### Task brief
Check every line of the entries for "Decksplan", and copy the lines that hold it.

### Records shown

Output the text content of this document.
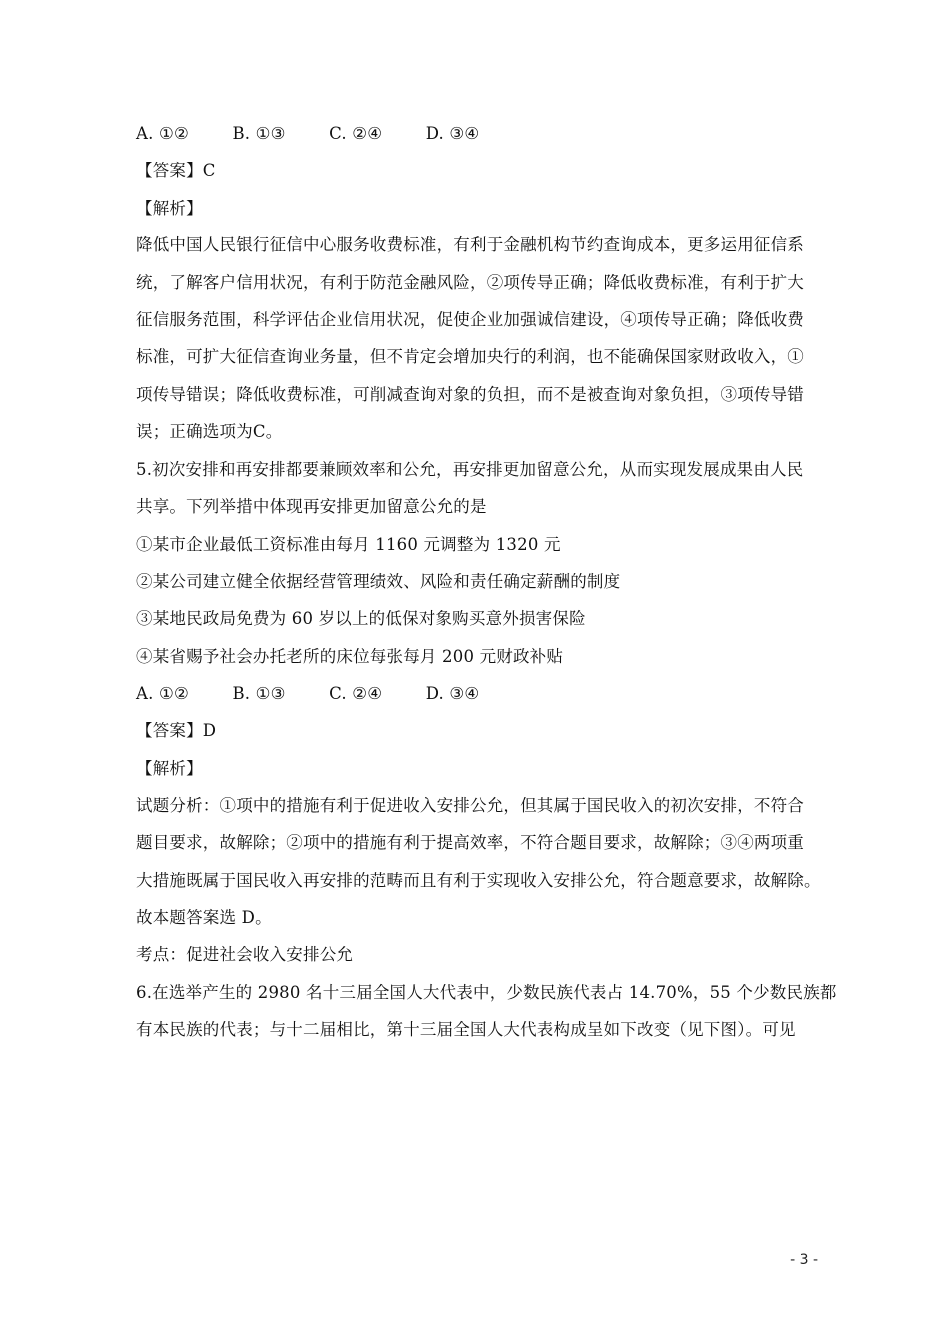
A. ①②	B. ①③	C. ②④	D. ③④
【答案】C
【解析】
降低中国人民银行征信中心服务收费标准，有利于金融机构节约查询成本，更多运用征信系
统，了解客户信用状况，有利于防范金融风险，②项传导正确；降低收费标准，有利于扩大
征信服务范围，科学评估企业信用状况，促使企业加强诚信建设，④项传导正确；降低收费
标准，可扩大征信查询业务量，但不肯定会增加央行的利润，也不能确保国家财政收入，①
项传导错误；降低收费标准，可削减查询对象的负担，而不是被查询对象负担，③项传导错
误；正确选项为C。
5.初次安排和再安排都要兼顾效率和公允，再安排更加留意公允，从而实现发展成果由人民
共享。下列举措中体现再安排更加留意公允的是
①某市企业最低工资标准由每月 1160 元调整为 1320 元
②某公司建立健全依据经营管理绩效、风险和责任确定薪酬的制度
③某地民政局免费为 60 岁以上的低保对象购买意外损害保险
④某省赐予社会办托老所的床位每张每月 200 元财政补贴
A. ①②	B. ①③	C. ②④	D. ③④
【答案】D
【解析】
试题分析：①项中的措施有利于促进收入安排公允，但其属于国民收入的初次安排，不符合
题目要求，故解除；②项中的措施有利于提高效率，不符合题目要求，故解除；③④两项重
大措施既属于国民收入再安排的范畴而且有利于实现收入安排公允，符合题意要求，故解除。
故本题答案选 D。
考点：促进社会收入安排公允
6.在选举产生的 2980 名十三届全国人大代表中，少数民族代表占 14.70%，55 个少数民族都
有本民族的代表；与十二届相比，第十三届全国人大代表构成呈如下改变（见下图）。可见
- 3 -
==
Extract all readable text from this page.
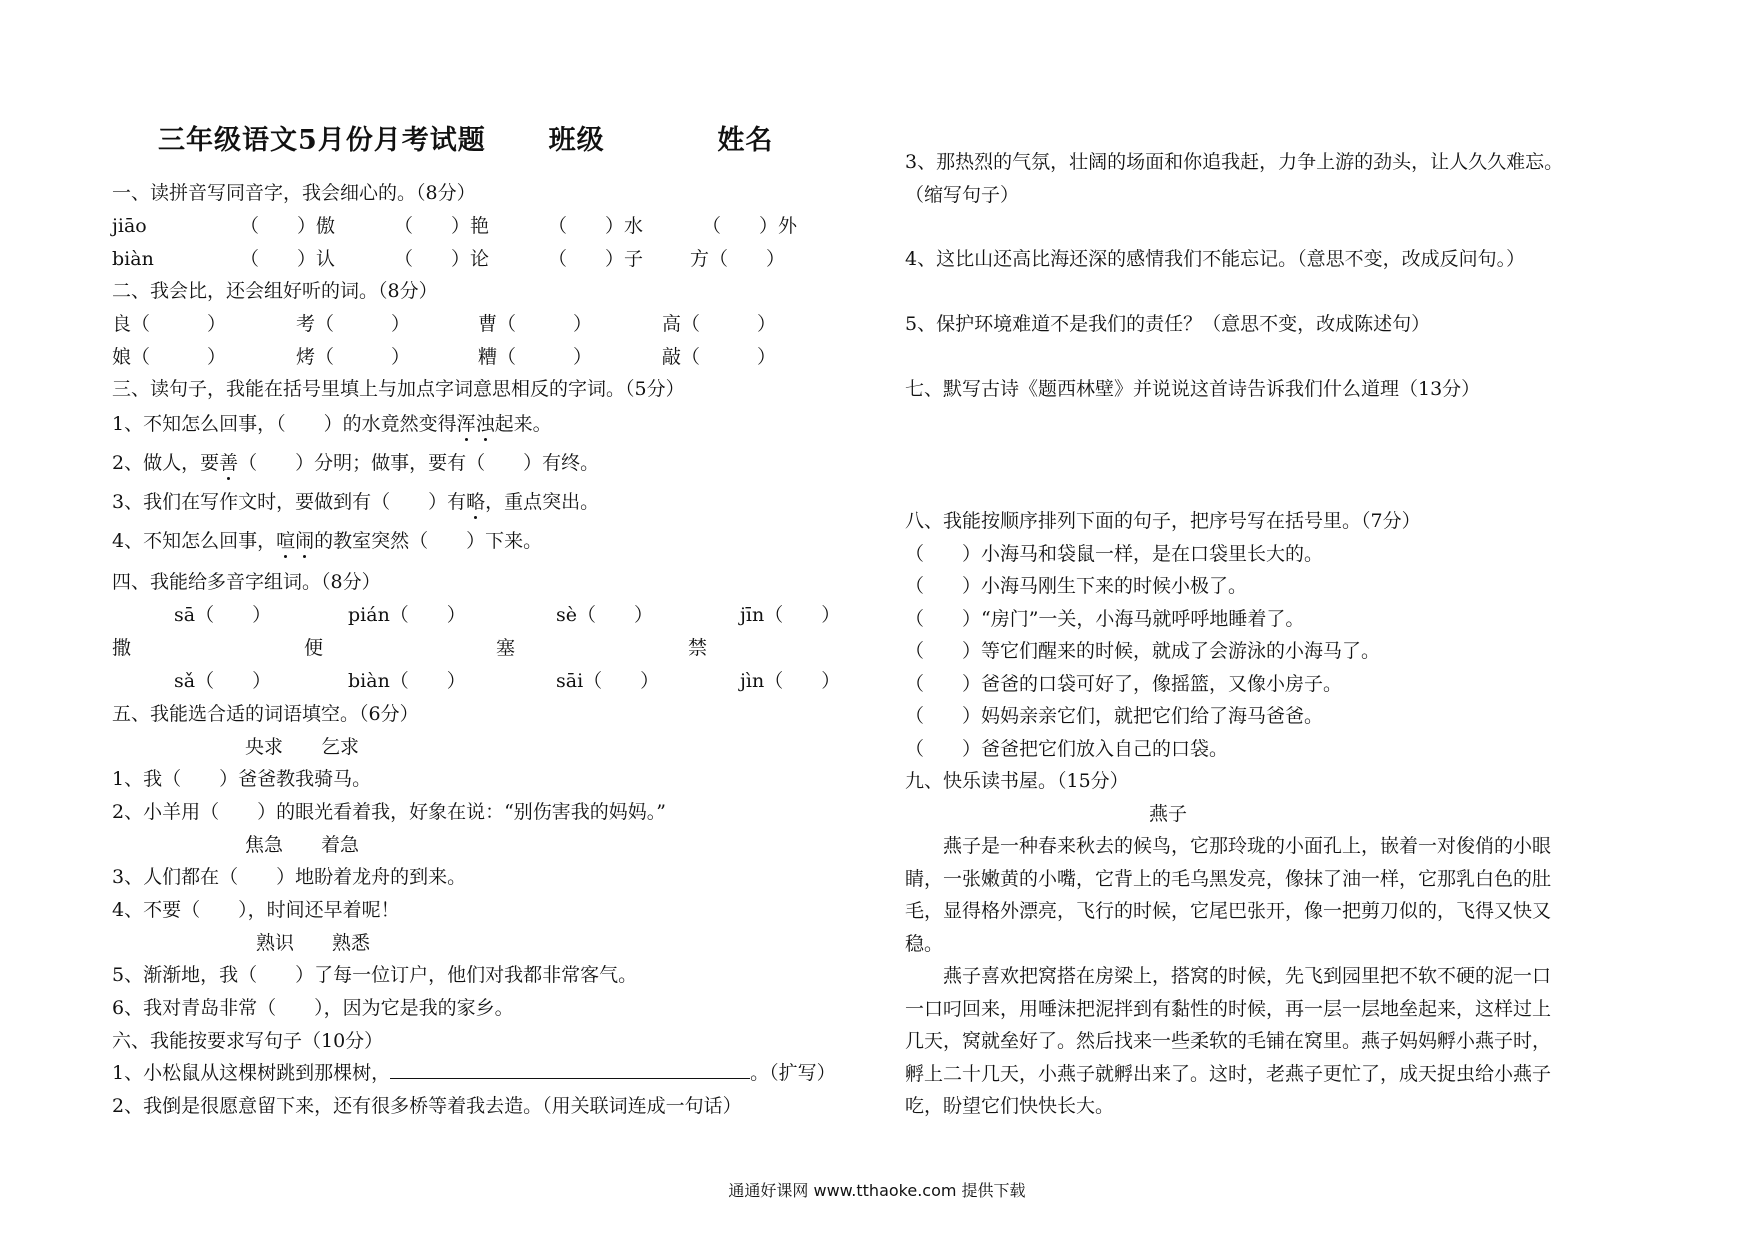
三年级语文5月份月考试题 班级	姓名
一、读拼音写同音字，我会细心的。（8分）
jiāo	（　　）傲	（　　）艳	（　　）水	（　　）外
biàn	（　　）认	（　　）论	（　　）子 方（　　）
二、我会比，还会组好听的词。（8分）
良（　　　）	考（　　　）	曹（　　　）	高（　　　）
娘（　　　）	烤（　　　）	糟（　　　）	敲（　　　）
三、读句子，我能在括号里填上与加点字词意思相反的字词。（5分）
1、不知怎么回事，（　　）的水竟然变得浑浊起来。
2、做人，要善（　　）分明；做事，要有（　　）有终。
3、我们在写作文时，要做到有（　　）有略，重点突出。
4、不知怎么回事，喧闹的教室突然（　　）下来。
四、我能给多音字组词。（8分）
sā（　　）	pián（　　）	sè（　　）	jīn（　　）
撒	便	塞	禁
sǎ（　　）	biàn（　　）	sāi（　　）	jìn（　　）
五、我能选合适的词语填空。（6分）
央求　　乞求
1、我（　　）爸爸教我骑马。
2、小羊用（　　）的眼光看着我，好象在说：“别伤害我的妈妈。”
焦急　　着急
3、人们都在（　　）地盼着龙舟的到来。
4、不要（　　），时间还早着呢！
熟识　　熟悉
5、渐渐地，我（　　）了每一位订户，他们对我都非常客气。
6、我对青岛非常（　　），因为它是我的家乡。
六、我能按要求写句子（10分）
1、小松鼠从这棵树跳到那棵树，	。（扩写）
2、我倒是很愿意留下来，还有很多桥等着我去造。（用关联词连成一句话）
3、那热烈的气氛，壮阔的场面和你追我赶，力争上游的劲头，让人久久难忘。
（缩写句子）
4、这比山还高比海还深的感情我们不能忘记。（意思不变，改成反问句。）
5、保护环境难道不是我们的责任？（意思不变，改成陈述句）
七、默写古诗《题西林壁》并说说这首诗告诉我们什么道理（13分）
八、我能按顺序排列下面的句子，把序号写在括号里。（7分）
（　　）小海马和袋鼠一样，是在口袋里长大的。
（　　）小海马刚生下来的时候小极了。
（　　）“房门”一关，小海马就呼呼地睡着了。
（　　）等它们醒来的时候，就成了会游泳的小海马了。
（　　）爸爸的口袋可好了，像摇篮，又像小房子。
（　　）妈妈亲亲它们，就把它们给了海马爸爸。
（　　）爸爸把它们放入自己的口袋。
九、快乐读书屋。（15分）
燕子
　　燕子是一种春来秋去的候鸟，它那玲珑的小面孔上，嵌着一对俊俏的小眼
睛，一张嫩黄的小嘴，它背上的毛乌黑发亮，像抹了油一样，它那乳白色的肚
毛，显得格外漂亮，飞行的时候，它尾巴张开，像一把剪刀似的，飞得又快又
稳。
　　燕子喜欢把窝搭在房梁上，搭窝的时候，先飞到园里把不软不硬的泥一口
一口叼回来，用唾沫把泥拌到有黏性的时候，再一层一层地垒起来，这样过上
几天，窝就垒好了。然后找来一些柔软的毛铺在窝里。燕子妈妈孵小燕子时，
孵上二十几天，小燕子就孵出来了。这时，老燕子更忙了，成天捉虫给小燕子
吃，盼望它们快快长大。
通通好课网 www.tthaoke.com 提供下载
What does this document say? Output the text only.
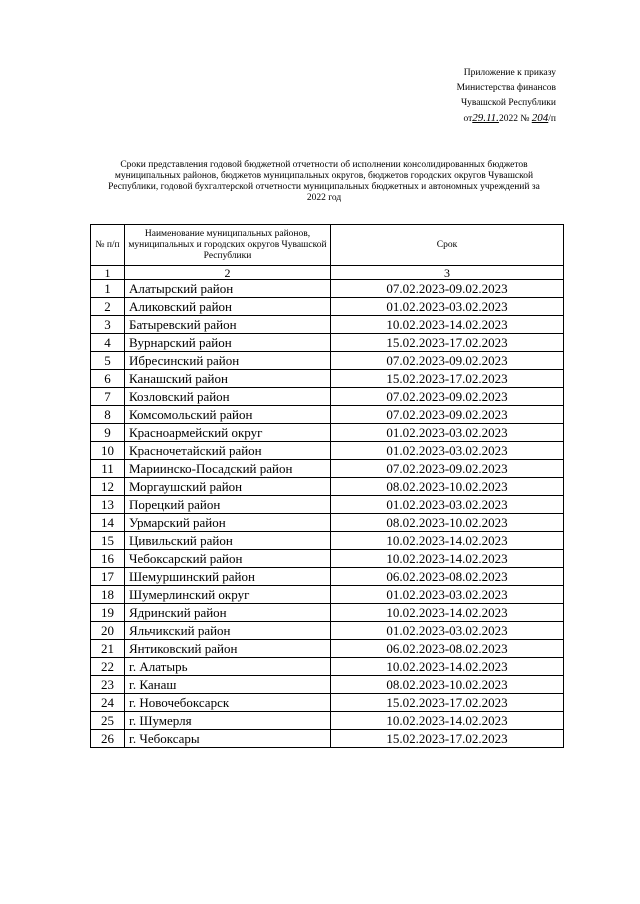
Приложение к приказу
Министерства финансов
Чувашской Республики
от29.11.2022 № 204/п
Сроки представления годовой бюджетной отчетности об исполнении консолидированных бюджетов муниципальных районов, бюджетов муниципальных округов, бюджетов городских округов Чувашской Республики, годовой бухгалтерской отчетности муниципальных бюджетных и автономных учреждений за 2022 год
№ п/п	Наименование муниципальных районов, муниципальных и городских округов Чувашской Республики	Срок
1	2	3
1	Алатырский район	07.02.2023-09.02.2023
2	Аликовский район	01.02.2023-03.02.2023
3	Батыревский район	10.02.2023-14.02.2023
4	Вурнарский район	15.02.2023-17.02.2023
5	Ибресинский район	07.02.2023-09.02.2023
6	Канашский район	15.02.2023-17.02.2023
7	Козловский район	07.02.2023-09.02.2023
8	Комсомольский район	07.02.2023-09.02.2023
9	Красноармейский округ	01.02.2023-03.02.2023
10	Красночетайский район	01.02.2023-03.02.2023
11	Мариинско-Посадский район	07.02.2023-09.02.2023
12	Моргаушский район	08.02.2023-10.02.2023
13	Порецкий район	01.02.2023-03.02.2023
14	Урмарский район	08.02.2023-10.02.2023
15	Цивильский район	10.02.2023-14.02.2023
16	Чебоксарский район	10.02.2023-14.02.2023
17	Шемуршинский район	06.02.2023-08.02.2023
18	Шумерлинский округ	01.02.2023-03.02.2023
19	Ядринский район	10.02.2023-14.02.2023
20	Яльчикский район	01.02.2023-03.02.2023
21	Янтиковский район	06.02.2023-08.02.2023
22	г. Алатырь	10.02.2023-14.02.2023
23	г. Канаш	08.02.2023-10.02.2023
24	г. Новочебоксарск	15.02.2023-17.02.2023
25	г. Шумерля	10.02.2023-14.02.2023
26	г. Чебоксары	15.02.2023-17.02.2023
---
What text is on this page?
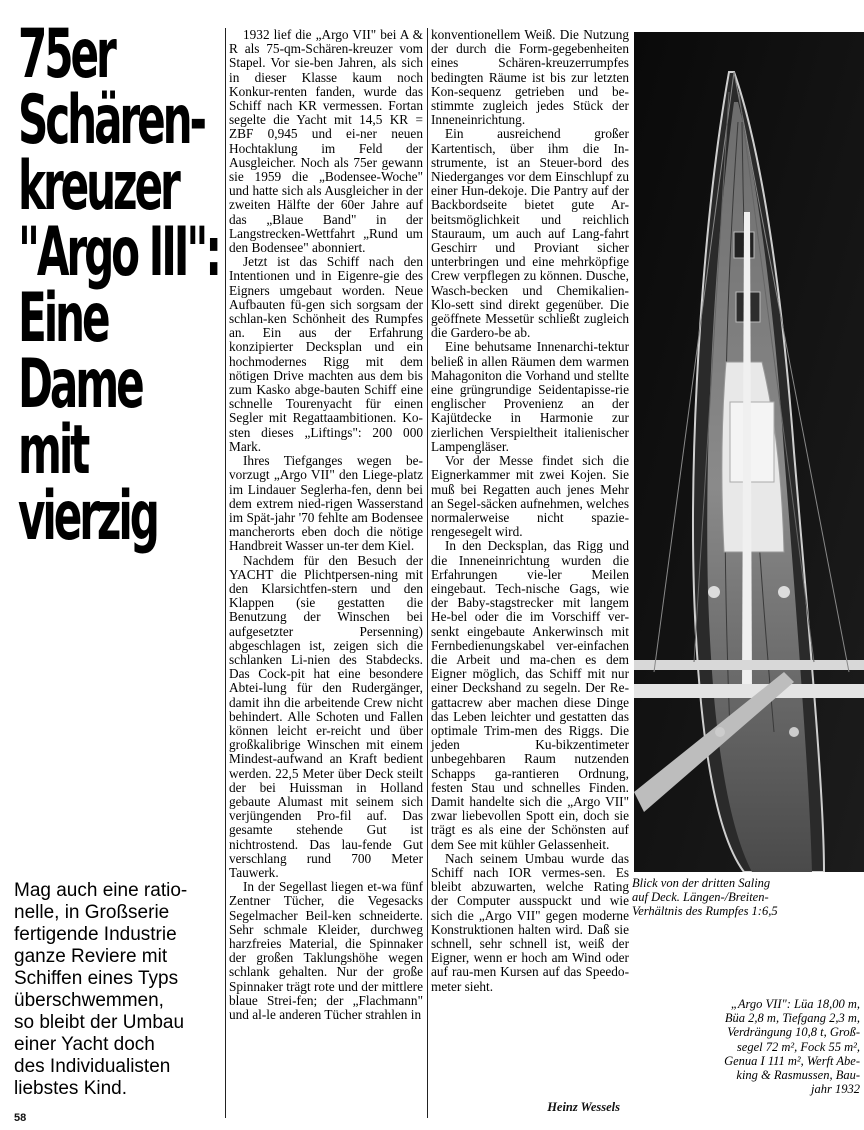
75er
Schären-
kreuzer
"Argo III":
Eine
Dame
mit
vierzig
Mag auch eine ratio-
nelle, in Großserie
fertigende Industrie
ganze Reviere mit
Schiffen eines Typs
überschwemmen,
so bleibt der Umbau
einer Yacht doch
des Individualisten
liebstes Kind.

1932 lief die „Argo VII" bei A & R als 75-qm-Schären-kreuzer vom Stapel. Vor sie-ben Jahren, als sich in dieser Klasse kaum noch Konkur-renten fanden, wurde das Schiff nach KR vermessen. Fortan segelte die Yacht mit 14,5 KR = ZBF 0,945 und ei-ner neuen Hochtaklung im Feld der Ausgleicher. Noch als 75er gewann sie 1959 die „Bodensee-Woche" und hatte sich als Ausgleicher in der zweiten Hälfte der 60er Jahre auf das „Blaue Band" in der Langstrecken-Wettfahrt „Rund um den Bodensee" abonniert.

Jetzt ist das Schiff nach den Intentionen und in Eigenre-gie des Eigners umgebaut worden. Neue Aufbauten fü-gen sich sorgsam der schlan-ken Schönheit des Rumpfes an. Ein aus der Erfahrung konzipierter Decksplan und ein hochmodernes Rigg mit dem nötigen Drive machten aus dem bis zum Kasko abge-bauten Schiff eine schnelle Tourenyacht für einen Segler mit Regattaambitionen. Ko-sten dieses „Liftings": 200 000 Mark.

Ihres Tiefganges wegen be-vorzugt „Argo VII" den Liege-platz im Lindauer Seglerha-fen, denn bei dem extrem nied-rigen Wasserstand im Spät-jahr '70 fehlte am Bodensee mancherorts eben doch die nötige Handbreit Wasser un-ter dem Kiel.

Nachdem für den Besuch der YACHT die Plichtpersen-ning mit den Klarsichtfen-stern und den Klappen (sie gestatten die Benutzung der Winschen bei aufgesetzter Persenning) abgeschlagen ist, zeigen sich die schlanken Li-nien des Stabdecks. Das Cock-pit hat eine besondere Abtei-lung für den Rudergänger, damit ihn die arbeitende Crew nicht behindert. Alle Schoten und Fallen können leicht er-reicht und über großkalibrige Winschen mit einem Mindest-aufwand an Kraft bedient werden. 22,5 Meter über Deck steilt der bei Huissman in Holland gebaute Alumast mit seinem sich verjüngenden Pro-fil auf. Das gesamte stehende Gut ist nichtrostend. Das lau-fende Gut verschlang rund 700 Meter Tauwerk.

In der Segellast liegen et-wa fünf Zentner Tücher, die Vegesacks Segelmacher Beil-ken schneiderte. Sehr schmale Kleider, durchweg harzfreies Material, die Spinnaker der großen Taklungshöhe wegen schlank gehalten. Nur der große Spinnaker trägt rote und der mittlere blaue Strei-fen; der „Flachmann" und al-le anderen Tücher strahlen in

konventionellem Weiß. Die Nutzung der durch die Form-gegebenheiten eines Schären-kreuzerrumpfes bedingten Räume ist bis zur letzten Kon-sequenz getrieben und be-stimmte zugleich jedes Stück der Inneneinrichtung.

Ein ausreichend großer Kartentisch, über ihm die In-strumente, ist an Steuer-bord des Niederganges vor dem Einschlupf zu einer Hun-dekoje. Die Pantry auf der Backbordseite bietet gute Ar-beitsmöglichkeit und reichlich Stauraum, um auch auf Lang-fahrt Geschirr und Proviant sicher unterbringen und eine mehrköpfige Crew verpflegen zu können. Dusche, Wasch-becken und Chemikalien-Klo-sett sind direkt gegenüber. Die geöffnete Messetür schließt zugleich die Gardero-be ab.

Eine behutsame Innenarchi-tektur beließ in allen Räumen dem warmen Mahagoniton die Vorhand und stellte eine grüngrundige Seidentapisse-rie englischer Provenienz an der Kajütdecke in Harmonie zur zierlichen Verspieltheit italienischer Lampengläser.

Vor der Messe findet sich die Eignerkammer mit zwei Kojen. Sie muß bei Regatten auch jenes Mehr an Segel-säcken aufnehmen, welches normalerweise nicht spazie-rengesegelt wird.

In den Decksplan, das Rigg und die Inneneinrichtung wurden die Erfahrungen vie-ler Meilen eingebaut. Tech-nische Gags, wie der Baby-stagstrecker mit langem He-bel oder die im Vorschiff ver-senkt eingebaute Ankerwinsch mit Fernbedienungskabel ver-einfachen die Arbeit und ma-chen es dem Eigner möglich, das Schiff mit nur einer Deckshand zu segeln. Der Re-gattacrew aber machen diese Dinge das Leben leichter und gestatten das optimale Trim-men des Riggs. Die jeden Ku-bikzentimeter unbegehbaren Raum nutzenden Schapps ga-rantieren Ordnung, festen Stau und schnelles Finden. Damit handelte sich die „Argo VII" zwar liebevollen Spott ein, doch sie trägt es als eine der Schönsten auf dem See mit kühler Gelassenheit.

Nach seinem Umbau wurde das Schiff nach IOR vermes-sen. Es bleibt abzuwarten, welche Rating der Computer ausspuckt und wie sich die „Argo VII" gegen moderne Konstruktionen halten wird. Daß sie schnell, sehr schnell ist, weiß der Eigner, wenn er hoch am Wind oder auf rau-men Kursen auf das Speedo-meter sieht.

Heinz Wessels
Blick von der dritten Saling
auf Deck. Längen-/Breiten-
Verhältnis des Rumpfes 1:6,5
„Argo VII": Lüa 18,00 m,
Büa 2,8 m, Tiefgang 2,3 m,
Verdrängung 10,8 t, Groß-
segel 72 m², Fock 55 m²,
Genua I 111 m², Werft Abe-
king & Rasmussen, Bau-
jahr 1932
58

### Solution to this problem
Jetzt ist das Schiff nach den Intentionen und in Eigenre-gie des Eigners umgebaut worden. Neue Aufbauten fü-gen sich sorgsam der schlan-ken Schönheit des Rumpfes an. Ein aus der Erfahrung konzipierter Decksplan und ein hochmodernes Rigg mit dem nötigen Drive machten aus dem bis zum Kasko abge-bauten Schiff eine schnelle Tourenyacht für einen Segler mit Regattaambitionen. Ko-sten dieses „Liftings": 200 000 Mark.
In den Decksplan, das Rigg und die Inneneinrichtung wurden die Erfahrungen vie-ler Meilen eingebaut. Tech-nische Gags, wie der Baby-stagstrecker mit langem He-bel oder die im Vorschiff ver-senkt eingebaute Ankerwinsch mit Fernbedienungskabel ver-einfachen die Arbeit und ma-chen es dem Eigner möglich, das Schiff mit nur einer Deckshand zu segeln. Der Re-gattacrew aber machen diese Dinge das Leben leichter und gestatten das optimale Trim-men des Riggs. Die jeden Ku-bikzentimeter unbegehbaren Raum nutzenden Schapps ga-rantieren Ordnung, festen Stau und schnelles Finden. Damit handelte sich die „Argo VII" zwar liebevollen Spott ein, doch sie trägt es als eine der Schönsten auf dem See mit kühler Gelassenheit.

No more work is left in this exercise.